Written instruction:
Can you transcribe every line exactly and leave the pictures behind?

Given entries:

○ ○ ○ ○ ○

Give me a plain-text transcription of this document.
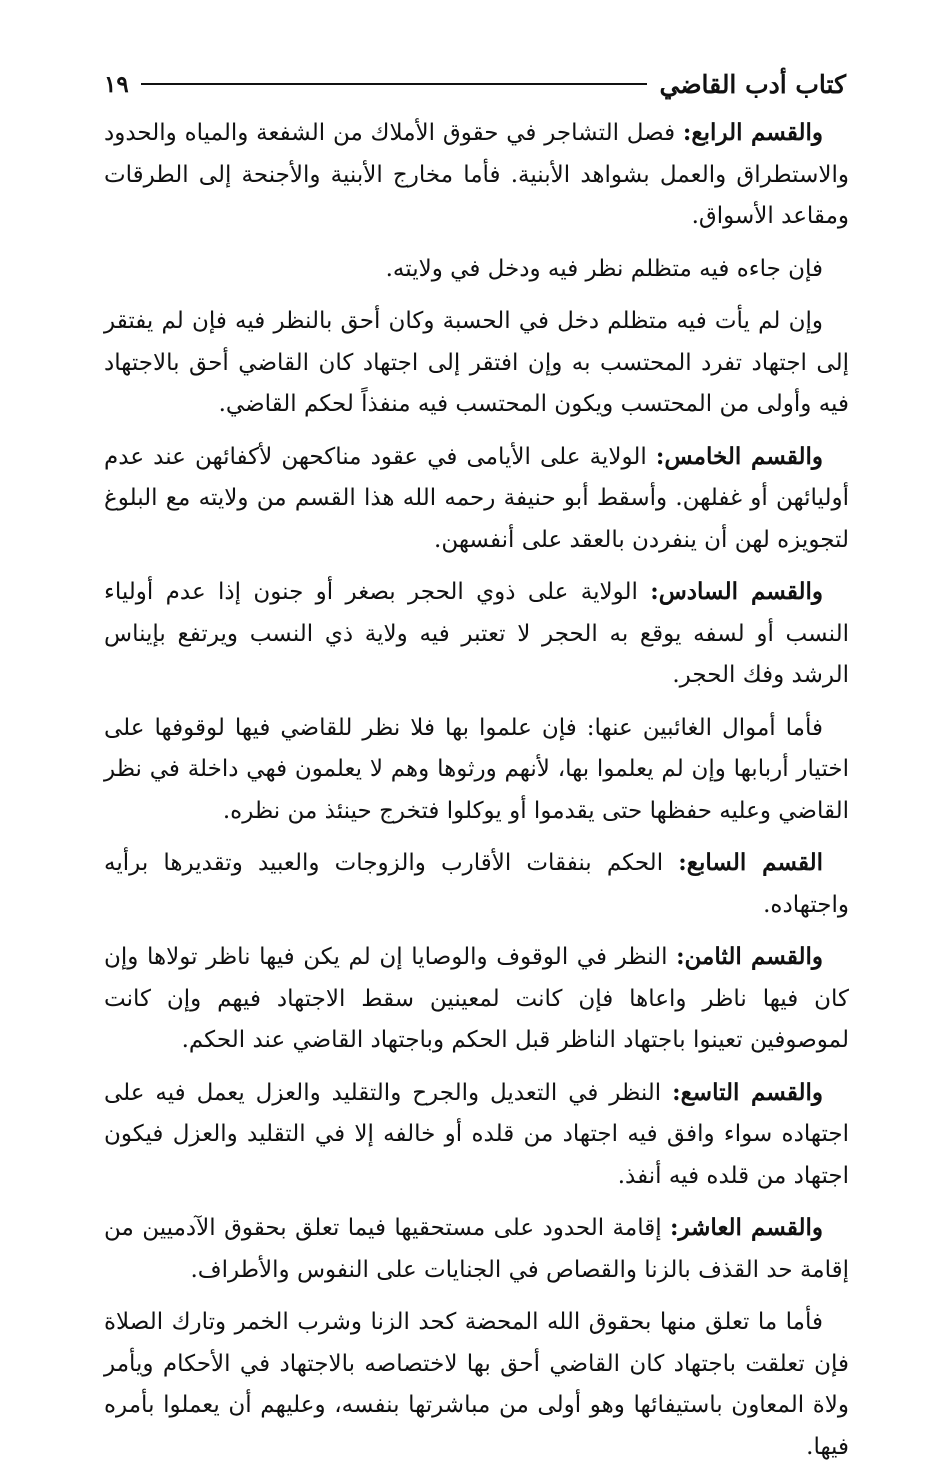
كتاب أدب القاضي
١٩

والقسم الرابع: فصل التشاجر في حقوق الأملاك من الشفعة والمياه والحدود والاستطراق والعمل بشواهد الأبنية. فأما مخارج الأبنية والأجنحة إلى الطرقات ومقاعد الأسواق.

فإن جاءه فيه متظلم نظر فيه ودخل في ولايته.

وإن لم يأت فيه متظلم دخل في الحسبة وكان أحق بالنظر فيه فإن لم يفتقر إلى اجتهاد تفرد المحتسب به وإن افتقر إلى اجتهاد كان القاضي أحق بالاجتهاد فيه وأولى من المحتسب ويكون المحتسب فيه منفذاً لحكم القاضي.

والقسم الخامس: الولاية على الأيامى في عقود مناكحهن لأكفائهن عند عدم أوليائهن أو غفلهن. وأسقط أبو حنيفة رحمه الله هذا القسم من ولايته مع البلوغ لتجويزه لهن أن ينفردن بالعقد على أنفسهن.

والقسم السادس: الولاية على ذوي الحجر بصغر أو جنون إذا عدم أولياء النسب أو لسفه يوقع به الحجر لا تعتبر فيه ولاية ذي النسب ويرتفع بإيناس الرشد وفك الحجر.

فأما أموال الغائبين عنها: فإن علموا بها فلا نظر للقاضي فيها لوقوفها على اختيار أربابها وإن لم يعلموا بها، لأنهم ورثوها وهم لا يعلمون فهي داخلة في نظر القاضي وعليه حفظها حتى يقدموا أو يوكلوا فتخرج حينئذ من نظره.

القسم السابع: الحكم بنفقات الأقارب والزوجات والعبيد وتقديرها برأيه واجتهاده.

والقسم الثامن: النظر في الوقوف والوصايا إن لم يكن فيها ناظر تولاها وإن كان فيها ناظر واعاها فإن كانت لمعينين سقط الاجتهاد فيهم وإن كانت لموصوفين تعينوا باجتهاد الناظر قبل الحكم وباجتهاد القاضي عند الحكم.

والقسم التاسع: النظر في التعديل والجرح والتقليد والعزل يعمل فيه على اجتهاده سواء وافق فيه اجتهاد من قلده أو خالفه إلا في التقليد والعزل فيكون اجتهاد من قلده فيه أنفذ.

والقسم العاشر: إقامة الحدود على مستحقيها فيما تعلق بحقوق الآدميين من إقامة حد القذف بالزنا والقصاص في الجنايات على النفوس والأطراف.

فأما ما تعلق منها بحقوق الله المحضة كحد الزنا وشرب الخمر وتارك الصلاة فإن تعلقت باجتهاد كان القاضي أحق بها لاختصاصه بالاجتهاد في الأحكام ويأمر ولاة المعاون باستيفائها وهو أولى من مباشرتها بنفسه، وعليهم أن يعملوا بأمره فيها.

○ ○ ○ ○ ○

Output:
Give me a plain-text transcription of this document.
كتاب أدب القاضي
١٩

والقسم الرابع: فصل التشاجر في حقوق الأملاك من الشفعة والمياه والحدود والاستطراق والعمل بشواهد الأبنية. فأما مخارج الأبنية والأجنحة إلى الطرقات ومقاعد الأسواق.

فإن جاءه فيه متظلم نظر فيه ودخل في ولايته.

وإن لم يأت فيه متظلم دخل في الحسبة وكان أحق بالنظر فيه فإن لم يفتقر إلى اجتهاد تفرد المحتسب به وإن افتقر إلى اجتهاد كان القاضي أحق بالاجتهاد فيه وأولى من المحتسب ويكون المحتسب فيه منفذاً لحكم القاضي.

والقسم الخامس: الولاية على الأيامى في عقود مناكحهن لأكفائهن عند عدم أوليائهن أو غفلهن. وأسقط أبو حنيفة رحمه الله هذا القسم من ولايته مع البلوغ لتجويزه لهن أن ينفردن بالعقد على أنفسهن.

والقسم السادس: الولاية على ذوي الحجر بصغر أو جنون إذا عدم أولياء النسب أو لسفه يوقع به الحجر لا تعتبر فيه ولاية ذي النسب ويرتفع بإيناس الرشد وفك الحجر.

فأما أموال الغائبين عنها: فإن علموا بها فلا نظر للقاضي فيها لوقوفها على اختيار أربابها وإن لم يعلموا بها، لأنهم ورثوها وهم لا يعلمون فهي داخلة في نظر القاضي وعليه حفظها حتى يقدموا أو يوكلوا فتخرج حينئذ من نظره.

القسم السابع: الحكم بنفقات الأقارب والزوجات والعبيد وتقديرها برأيه واجتهاده.

والقسم الثامن: النظر في الوقوف والوصايا إن لم يكن فيها ناظر تولاها وإن كان فيها ناظر واعاها فإن كانت لمعينين سقط الاجتهاد فيهم وإن كانت لموصوفين تعينوا باجتهاد الناظر قبل الحكم وباجتهاد القاضي عند الحكم.

والقسم التاسع: النظر في التعديل والجرح والتقليد والعزل يعمل فيه على اجتهاده سواء وافق فيه اجتهاد من قلده أو خالفه إلا في التقليد والعزل فيكون اجتهاد من قلده فيه أنفذ.

والقسم العاشر: إقامة الحدود على مستحقيها فيما تعلق بحقوق الآدميين من إقامة حد القذف بالزنا والقصاص في الجنايات على النفوس والأطراف.

فأما ما تعلق منها بحقوق الله المحضة كحد الزنا وشرب الخمر وتارك الصلاة فإن تعلقت باجتهاد كان القاضي أحق بها لاختصاصه بالاجتهاد في الأحكام ويأمر ولاة المعاون باستيفائها وهو أولى من مباشرتها بنفسه، وعليهم أن يعملوا بأمره فيها.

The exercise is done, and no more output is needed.